MATERIAL FOR THIS EXERCISE:
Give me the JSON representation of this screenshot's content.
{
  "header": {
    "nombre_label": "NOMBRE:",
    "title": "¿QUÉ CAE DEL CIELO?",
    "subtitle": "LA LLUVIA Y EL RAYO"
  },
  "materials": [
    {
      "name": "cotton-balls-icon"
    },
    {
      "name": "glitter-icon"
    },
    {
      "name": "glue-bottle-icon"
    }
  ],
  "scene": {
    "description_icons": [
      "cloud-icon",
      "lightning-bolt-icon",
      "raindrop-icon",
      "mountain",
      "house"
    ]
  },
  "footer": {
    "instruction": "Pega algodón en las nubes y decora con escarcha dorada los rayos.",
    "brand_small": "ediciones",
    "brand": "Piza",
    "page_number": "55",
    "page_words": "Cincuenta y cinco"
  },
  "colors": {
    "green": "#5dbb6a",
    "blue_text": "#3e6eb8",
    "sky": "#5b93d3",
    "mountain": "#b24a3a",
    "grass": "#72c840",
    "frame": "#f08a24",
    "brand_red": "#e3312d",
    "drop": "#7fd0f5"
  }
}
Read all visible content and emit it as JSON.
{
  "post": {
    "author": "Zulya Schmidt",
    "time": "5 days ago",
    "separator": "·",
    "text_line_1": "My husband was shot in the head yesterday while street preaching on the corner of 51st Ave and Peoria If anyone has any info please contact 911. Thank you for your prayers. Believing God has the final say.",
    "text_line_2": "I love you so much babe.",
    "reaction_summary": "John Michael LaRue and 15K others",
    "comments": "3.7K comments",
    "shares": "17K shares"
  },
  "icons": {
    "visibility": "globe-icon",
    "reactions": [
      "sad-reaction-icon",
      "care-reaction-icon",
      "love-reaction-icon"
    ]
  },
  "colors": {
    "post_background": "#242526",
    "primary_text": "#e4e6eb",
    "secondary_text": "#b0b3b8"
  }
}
--
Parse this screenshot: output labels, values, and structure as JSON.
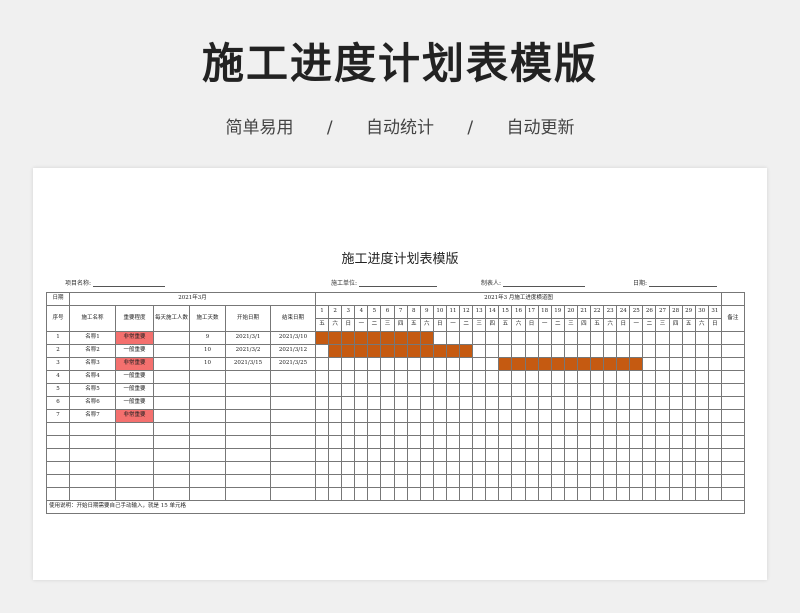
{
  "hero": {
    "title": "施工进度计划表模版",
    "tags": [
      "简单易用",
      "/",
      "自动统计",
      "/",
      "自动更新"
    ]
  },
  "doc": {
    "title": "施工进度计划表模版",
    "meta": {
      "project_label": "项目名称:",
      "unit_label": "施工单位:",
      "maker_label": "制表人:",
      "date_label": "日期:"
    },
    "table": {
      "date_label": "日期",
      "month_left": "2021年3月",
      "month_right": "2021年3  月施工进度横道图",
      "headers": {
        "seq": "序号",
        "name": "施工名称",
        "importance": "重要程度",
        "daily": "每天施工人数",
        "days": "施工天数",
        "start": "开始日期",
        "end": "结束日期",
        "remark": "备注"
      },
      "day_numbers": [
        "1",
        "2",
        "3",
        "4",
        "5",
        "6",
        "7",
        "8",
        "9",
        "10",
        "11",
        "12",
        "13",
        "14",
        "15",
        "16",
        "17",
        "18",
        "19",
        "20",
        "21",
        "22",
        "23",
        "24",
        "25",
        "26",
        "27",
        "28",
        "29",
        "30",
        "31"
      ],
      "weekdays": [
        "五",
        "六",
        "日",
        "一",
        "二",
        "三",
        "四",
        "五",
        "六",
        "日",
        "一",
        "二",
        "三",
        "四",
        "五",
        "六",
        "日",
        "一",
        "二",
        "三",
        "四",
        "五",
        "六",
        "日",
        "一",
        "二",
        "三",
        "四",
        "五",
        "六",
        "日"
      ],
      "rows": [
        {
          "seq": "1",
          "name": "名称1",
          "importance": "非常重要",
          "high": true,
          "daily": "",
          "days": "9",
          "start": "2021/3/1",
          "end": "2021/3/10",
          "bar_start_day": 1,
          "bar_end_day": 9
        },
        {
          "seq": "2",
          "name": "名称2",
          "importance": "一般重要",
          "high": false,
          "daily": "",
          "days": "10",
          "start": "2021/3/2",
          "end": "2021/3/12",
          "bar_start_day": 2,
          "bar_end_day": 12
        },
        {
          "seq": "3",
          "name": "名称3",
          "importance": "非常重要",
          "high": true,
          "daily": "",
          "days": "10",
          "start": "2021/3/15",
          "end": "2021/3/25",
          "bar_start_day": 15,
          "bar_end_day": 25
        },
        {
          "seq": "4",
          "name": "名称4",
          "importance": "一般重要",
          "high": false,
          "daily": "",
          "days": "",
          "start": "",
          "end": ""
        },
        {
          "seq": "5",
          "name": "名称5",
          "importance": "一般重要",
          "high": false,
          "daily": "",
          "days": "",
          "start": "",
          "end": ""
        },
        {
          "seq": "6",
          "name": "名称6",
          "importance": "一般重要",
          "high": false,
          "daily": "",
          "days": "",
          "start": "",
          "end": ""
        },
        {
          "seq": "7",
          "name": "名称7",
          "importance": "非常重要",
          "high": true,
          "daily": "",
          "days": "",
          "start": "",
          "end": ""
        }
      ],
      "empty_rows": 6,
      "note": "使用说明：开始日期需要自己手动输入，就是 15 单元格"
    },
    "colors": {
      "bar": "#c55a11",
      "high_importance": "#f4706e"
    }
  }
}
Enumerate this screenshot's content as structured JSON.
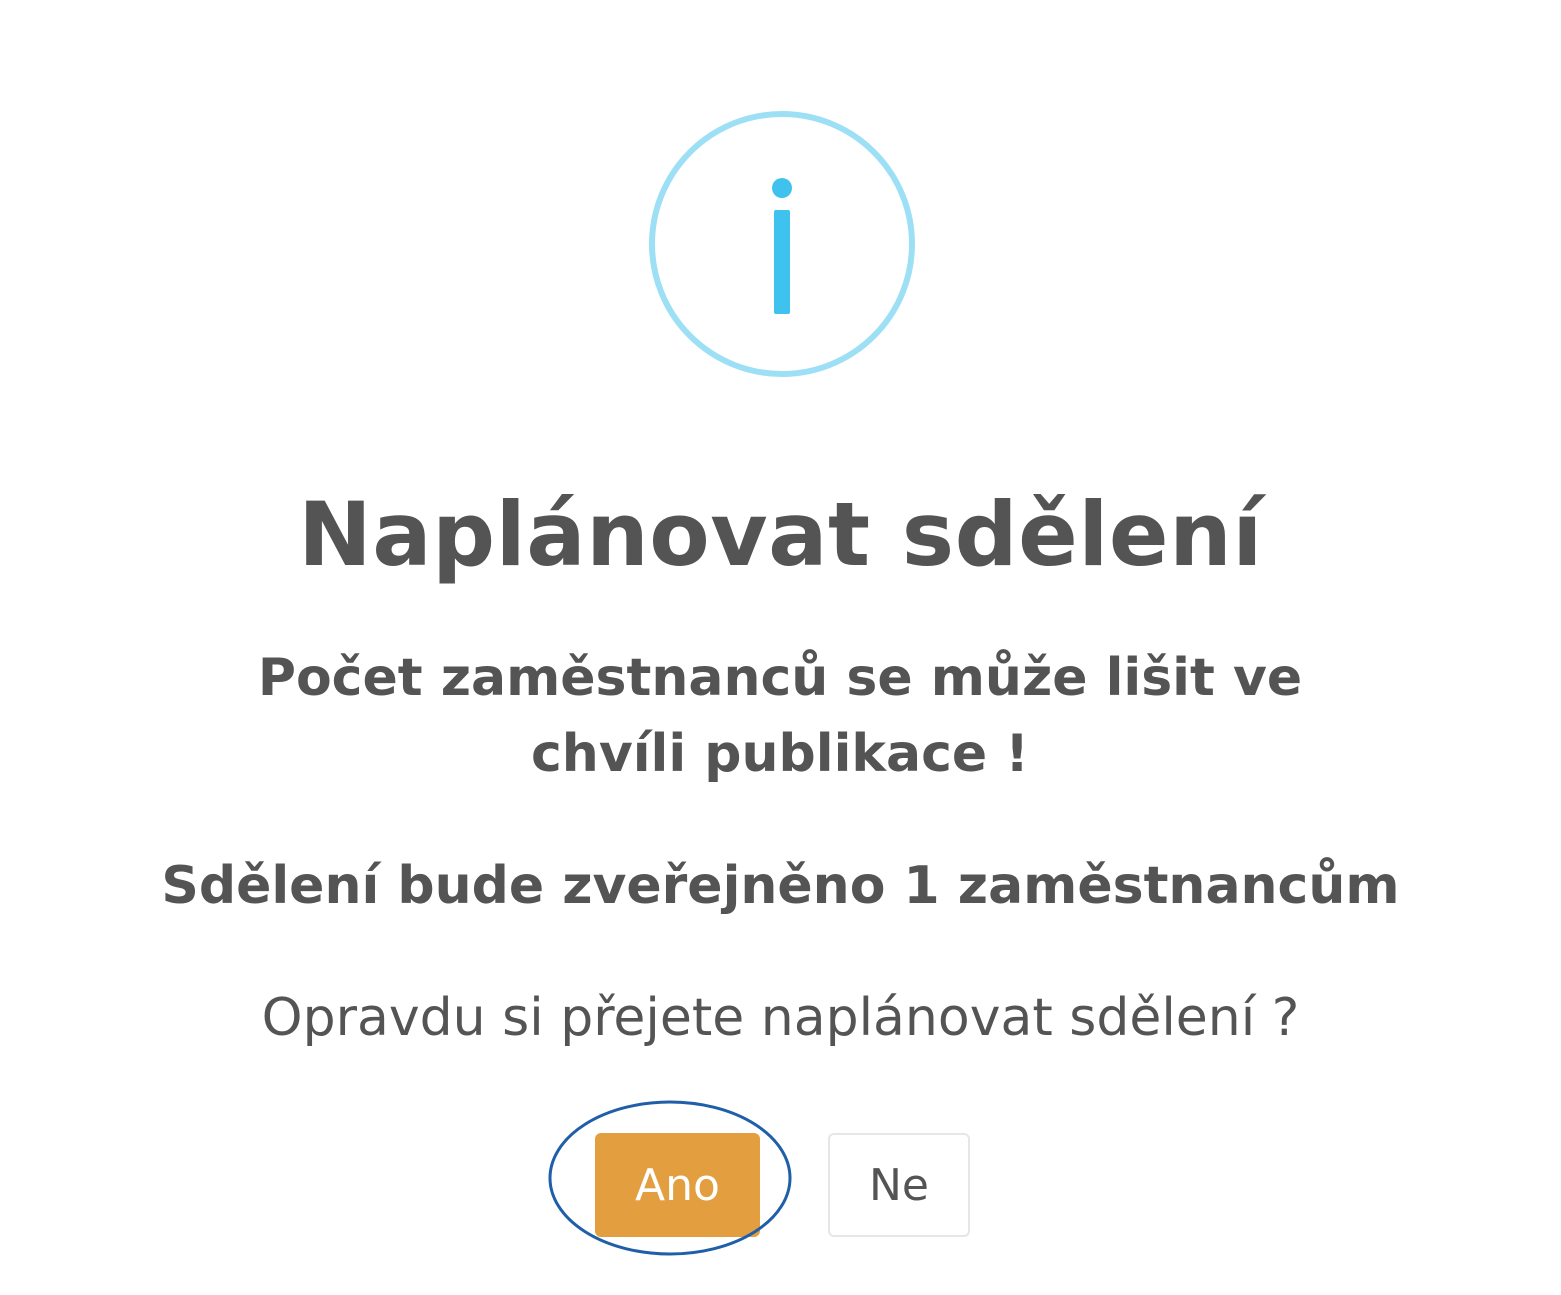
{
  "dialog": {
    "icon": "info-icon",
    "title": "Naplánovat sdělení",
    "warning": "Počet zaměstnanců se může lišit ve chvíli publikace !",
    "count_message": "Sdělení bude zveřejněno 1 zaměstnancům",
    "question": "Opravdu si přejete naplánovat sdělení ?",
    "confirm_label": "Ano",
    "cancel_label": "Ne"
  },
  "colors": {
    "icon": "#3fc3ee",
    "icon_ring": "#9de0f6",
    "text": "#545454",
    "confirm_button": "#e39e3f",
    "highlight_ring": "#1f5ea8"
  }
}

YOUR TASK: Copy each line containing the word "name" from the data.

SOLUTION TO THIS PROBLEM:
      "name": "cotton-balls-icon"
      "name": "glitter-icon"
      "name": "glue-bottle-icon"
        "name": "施工名称",
          "name": "名称1",
          "name": "名称2",
          "name": "名称3",
          "name": "名称4",
          "name": "名称5",
          "name": "名称6",
          "name": "名称7",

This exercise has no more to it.